EXERCISE PROMPT
Nothing may be dropped or altered: reproduce all the data.

....................

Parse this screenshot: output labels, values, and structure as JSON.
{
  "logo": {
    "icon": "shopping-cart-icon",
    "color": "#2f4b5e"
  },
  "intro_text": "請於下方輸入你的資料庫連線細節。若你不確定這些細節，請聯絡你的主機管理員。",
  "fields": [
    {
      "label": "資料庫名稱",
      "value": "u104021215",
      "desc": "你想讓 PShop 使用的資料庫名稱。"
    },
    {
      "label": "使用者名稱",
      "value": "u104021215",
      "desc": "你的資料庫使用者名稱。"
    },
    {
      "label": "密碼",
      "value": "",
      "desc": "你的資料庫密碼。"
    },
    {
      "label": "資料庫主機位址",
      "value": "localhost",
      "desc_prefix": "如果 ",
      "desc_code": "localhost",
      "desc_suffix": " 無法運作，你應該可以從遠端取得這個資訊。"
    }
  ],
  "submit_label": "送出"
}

....................

RESULT OF THIS EXERCISE
Parse this screenshot: output labels, values, and structure as JSON.
{
  "logo": {
    "icon": "shopping-cart-icon",
    "color": "#2f4b5e"
  },
  "intro_text": "請於下方輸入你的資料庫連線細節。若你不確定這些細節，請聯絡你的主機管理員。",
  "fields": [
    {
      "label": "資料庫名稱",
      "value": "u104021215",
      "desc": "你想讓 PShop 使用的資料庫名稱。"
    },
    {
      "label": "使用者名稱",
      "value": "u104021215",
      "desc": "你的資料庫使用者名稱。"
    },
    {
      "label": "密碼",
      "value": "",
      "desc": "你的資料庫密碼。"
    },
    {
      "label": "資料庫主機位址",
      "value": "localhost",
      "desc_prefix": "如果 ",
      "desc_code": "localhost",
      "desc_suffix": " 無法運作，你應該可以從遠端取得這個資訊。"
    }
  ],
  "submit_label": "送出"
}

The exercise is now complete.